# Challenge:
Tally how many lines of the records below contain the string "drop", treating uppercase and lowercase as different. Give only the number.

# Spatial annotation records:
• • • •

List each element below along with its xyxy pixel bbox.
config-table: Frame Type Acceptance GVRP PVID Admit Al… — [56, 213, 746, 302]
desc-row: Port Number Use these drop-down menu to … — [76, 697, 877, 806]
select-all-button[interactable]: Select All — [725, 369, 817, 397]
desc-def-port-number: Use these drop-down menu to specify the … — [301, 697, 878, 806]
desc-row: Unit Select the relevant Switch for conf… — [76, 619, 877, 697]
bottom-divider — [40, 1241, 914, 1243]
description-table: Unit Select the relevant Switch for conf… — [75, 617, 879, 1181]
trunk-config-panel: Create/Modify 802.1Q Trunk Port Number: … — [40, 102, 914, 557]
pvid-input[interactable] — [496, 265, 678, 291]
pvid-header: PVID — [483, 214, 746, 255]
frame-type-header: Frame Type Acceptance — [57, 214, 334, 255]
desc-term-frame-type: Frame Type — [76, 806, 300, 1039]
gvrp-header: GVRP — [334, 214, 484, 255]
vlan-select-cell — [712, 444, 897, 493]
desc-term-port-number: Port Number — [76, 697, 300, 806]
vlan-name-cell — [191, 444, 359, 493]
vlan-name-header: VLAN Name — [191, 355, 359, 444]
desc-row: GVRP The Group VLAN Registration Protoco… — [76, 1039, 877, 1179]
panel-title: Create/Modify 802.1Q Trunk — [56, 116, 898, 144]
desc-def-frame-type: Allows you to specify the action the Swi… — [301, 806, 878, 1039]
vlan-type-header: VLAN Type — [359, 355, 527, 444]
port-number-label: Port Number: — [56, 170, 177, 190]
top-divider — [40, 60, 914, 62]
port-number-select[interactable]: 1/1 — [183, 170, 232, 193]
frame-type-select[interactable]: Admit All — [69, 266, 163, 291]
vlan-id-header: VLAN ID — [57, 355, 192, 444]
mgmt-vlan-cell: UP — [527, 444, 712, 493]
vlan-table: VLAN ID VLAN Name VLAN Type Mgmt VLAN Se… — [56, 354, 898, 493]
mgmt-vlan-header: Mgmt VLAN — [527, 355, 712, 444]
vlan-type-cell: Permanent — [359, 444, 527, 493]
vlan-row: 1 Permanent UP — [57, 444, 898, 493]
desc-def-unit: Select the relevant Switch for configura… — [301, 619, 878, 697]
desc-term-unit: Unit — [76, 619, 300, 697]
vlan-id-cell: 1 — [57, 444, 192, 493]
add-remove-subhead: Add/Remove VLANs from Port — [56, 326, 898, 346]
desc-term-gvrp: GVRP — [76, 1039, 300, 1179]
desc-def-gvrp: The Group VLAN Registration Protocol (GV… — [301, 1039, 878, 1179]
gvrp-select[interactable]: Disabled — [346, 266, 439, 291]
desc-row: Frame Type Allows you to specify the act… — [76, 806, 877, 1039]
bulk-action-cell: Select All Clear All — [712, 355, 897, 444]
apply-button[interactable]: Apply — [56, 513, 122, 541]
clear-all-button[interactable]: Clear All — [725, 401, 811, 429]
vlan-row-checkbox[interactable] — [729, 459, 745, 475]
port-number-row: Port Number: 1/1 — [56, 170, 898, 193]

• • • •

# Solution to this problem:
2